→ Instructions for the task
Retype the data below without altering anything.

[start Dataset content]

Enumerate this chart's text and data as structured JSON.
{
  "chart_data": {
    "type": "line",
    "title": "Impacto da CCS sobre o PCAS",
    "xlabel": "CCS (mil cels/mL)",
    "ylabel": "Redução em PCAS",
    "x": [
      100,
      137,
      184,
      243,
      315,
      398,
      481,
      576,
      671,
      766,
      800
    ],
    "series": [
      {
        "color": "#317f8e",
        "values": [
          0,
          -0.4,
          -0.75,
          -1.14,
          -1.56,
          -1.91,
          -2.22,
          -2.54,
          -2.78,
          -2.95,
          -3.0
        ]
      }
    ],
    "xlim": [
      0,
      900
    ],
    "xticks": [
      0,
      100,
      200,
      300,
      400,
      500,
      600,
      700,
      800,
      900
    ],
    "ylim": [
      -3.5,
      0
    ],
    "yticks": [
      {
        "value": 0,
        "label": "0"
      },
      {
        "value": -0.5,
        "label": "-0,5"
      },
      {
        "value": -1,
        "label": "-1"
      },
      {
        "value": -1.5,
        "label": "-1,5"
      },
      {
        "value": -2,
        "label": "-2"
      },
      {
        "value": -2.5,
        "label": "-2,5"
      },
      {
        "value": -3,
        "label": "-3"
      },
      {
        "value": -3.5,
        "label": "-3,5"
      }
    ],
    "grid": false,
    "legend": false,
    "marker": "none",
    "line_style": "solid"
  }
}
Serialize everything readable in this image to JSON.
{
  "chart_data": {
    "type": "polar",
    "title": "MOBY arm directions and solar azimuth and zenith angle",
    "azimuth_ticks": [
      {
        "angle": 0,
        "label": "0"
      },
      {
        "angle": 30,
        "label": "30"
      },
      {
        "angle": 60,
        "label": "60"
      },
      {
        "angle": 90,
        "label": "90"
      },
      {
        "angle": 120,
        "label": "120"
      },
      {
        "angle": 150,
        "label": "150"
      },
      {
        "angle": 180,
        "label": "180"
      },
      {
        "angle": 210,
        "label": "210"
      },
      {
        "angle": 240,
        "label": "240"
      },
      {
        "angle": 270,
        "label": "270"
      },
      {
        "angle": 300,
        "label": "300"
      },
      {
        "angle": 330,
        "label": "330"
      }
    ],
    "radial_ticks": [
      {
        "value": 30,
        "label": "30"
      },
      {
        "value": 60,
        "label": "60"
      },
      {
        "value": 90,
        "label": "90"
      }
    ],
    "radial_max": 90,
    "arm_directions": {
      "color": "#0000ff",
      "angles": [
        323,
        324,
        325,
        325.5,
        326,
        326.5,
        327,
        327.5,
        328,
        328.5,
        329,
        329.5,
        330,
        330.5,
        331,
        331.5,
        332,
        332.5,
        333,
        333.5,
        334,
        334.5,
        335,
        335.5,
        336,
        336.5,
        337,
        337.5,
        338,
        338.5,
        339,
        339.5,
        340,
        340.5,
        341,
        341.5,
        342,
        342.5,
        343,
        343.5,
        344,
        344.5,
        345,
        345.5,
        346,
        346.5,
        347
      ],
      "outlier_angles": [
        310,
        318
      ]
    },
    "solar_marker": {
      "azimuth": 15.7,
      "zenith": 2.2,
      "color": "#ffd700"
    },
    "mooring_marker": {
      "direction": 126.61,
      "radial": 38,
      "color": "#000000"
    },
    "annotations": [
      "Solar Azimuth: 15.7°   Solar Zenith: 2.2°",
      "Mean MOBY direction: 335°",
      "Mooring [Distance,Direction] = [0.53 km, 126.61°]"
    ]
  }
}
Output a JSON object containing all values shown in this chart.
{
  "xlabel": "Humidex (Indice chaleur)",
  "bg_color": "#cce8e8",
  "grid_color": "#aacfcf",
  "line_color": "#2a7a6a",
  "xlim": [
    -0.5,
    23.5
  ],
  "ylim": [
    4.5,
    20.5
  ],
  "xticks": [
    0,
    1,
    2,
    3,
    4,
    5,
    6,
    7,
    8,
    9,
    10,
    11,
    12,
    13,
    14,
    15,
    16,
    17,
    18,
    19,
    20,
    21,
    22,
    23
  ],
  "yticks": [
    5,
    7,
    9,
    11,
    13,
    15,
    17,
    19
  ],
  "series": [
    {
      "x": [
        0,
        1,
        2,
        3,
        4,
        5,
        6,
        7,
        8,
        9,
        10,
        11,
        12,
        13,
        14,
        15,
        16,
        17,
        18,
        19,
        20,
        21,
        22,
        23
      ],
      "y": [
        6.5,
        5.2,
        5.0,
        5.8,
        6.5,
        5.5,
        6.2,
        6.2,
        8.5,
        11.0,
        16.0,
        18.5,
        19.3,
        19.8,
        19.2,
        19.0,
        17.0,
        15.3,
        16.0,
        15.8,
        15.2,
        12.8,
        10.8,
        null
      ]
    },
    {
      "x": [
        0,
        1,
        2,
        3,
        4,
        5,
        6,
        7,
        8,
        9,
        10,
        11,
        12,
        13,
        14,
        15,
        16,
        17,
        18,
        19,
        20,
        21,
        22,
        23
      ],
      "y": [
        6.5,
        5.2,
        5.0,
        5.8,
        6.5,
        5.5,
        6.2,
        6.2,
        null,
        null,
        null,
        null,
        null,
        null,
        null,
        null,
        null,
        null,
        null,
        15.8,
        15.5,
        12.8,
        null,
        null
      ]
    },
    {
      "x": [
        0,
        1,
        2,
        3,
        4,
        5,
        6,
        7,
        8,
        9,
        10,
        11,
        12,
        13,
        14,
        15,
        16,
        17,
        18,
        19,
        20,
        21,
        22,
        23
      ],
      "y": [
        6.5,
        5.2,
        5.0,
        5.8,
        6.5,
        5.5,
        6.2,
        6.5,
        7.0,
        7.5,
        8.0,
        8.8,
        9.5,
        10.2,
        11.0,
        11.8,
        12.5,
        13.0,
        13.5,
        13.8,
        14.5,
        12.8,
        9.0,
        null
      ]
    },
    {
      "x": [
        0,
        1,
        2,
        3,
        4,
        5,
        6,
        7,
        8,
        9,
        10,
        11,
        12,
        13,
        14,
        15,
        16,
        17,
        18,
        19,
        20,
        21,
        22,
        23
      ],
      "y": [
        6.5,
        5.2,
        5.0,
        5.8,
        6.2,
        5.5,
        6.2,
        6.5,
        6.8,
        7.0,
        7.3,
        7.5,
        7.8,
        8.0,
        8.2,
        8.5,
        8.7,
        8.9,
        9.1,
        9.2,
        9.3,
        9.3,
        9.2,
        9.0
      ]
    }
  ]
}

[end Dataset content]

→ Output for this task
Enumerate this chart's text and data as structured JSON.
{
  "chart_data": {
    "type": "line",
    "title": "Impacto da CCS sobre o PCAS",
    "xlabel": "CCS (mil cels/mL)",
    "ylabel": "Redução em PCAS",
    "x": [
      100,
      137,
      184,
      243,
      315,
      398,
      481,
      576,
      671,
      766,
      800
    ],
    "series": [
      {
        "color": "#317f8e",
        "values": [
          0,
          -0.4,
          -0.75,
          -1.14,
          -1.56,
          -1.91,
          -2.22,
          -2.54,
          -2.78,
          -2.95,
          -3.0
        ]
      }
    ],
    "xlim": [
      0,
      900
    ],
    "xticks": [
      0,
      100,
      200,
      300,
      400,
      500,
      600,
      700,
      800,
      900
    ],
    "ylim": [
      -3.5,
      0
    ],
    "yticks": [
      {
        "value": 0,
        "label": "0"
      },
      {
        "value": -0.5,
        "label": "-0,5"
      },
      {
        "value": -1,
        "label": "-1"
      },
      {
        "value": -1.5,
        "label": "-1,5"
      },
      {
        "value": -2,
        "label": "-2"
      },
      {
        "value": -2.5,
        "label": "-2,5"
      },
      {
        "value": -3,
        "label": "-3"
      },
      {
        "value": -3.5,
        "label": "-3,5"
      }
    ],
    "grid": false,
    "legend": false,
    "marker": "none",
    "line_style": "solid"
  }
}
Serialize everything readable in this image to JSON.
{
  "chart_data": {
    "type": "polar",
    "title": "MOBY arm directions and solar azimuth and zenith angle",
    "azimuth_ticks": [
      {
        "angle": 0,
        "label": "0"
      },
      {
        "angle": 30,
        "label": "30"
      },
      {
        "angle": 60,
        "label": "60"
      },
      {
        "angle": 90,
        "label": "90"
      },
      {
        "angle": 120,
        "label": "120"
      },
      {
        "angle": 150,
        "label": "150"
      },
      {
        "angle": 180,
        "label": "180"
      },
      {
        "angle": 210,
        "label": "210"
      },
      {
        "angle": 240,
        "label": "240"
      },
      {
        "angle": 270,
        "label": "270"
      },
      {
        "angle": 300,
        "label": "300"
      },
      {
        "angle": 330,
        "label": "330"
      }
    ],
    "radial_ticks": [
      {
        "value": 30,
        "label": "30"
      },
      {
        "value": 60,
        "label": "60"
      },
      {
        "value": 90,
        "label": "90"
      }
    ],
    "radial_max": 90,
    "arm_directions": {
      "color": "#0000ff",
      "angles": [
        323,
        324,
        325,
        325.5,
        326,
        326.5,
        327,
        327.5,
        328,
        328.5,
        329,
        329.5,
        330,
        330.5,
        331,
        331.5,
        332,
        332.5,
        333,
        333.5,
        334,
        334.5,
        335,
        335.5,
        336,
        336.5,
        337,
        337.5,
        338,
        338.5,
        339,
        339.5,
        340,
        340.5,
        341,
        341.5,
        342,
        342.5,
        343,
        343.5,
        344,
        344.5,
        345,
        345.5,
        346,
        346.5,
        347
      ],
      "outlier_angles": [
        310,
        318
      ]
    },
    "solar_marker": {
      "azimuth": 15.7,
      "zenith": 2.2,
      "color": "#ffd700"
    },
    "mooring_marker": {
      "direction": 126.61,
      "radial": 38,
      "color": "#000000"
    },
    "annotations": [
      "Solar Azimuth: 15.7°   Solar Zenith: 2.2°",
      "Mean MOBY direction: 335°",
      "Mooring [Distance,Direction] = [0.53 km, 126.61°]"
    ]
  }
}
Output a JSON object containing all values shown in this chart.
{
  "xlabel": "Humidex (Indice chaleur)",
  "bg_color": "#cce8e8",
  "grid_color": "#aacfcf",
  "line_color": "#2a7a6a",
  "xlim": [
    -0.5,
    23.5
  ],
  "ylim": [
    4.5,
    20.5
  ],
  "xticks": [
    0,
    1,
    2,
    3,
    4,
    5,
    6,
    7,
    8,
    9,
    10,
    11,
    12,
    13,
    14,
    15,
    16,
    17,
    18,
    19,
    20,
    21,
    22,
    23
  ],
  "yticks": [
    5,
    7,
    9,
    11,
    13,
    15,
    17,
    19
  ],
  "series": [
    {
      "x": [
        0,
        1,
        2,
        3,
        4,
        5,
        6,
        7,
        8,
        9,
        10,
        11,
        12,
        13,
        14,
        15,
        16,
        17,
        18,
        19,
        20,
        21,
        22,
        23
      ],
      "y": [
        6.5,
        5.2,
        5.0,
        5.8,
        6.5,
        5.5,
        6.2,
        6.2,
        8.5,
        11.0,
        16.0,
        18.5,
        19.3,
        19.8,
        19.2,
        19.0,
        17.0,
        15.3,
        16.0,
        15.8,
        15.2,
        12.8,
        10.8,
        null
      ]
    },
    {
      "x": [
        0,
        1,
        2,
        3,
        4,
        5,
        6,
        7,
        8,
        9,
        10,
        11,
        12,
        13,
        14,
        15,
        16,
        17,
        18,
        19,
        20,
        21,
        22,
        23
      ],
      "y": [
        6.5,
        5.2,
        5.0,
        5.8,
        6.5,
        5.5,
        6.2,
        6.2,
        null,
        null,
        null,
        null,
        null,
        null,
        null,
        null,
        null,
        null,
        null,
        15.8,
        15.5,
        12.8,
        null,
        null
      ]
    },
    {
      "x": [
        0,
        1,
        2,
        3,
        4,
        5,
        6,
        7,
        8,
        9,
        10,
        11,
        12,
        13,
        14,
        15,
        16,
        17,
        18,
        19,
        20,
        21,
        22,
        23
      ],
      "y": [
        6.5,
        5.2,
        5.0,
        5.8,
        6.5,
        5.5,
        6.2,
        6.5,
        7.0,
        7.5,
        8.0,
        8.8,
        9.5,
        10.2,
        11.0,
        11.8,
        12.5,
        13.0,
        13.5,
        13.8,
        14.5,
        12.8,
        9.0,
        null
      ]
    },
    {
      "x": [
        0,
        1,
        2,
        3,
        4,
        5,
        6,
        7,
        8,
        9,
        10,
        11,
        12,
        13,
        14,
        15,
        16,
        17,
        18,
        19,
        20,
        21,
        22,
        23
      ],
      "y": [
        6.5,
        5.2,
        5.0,
        5.8,
        6.2,
        5.5,
        6.2,
        6.5,
        6.8,
        7.0,
        7.3,
        7.5,
        7.8,
        8.0,
        8.2,
        8.5,
        8.7,
        8.9,
        9.1,
        9.2,
        9.3,
        9.3,
        9.2,
        9.0
      ]
    }
  ]
}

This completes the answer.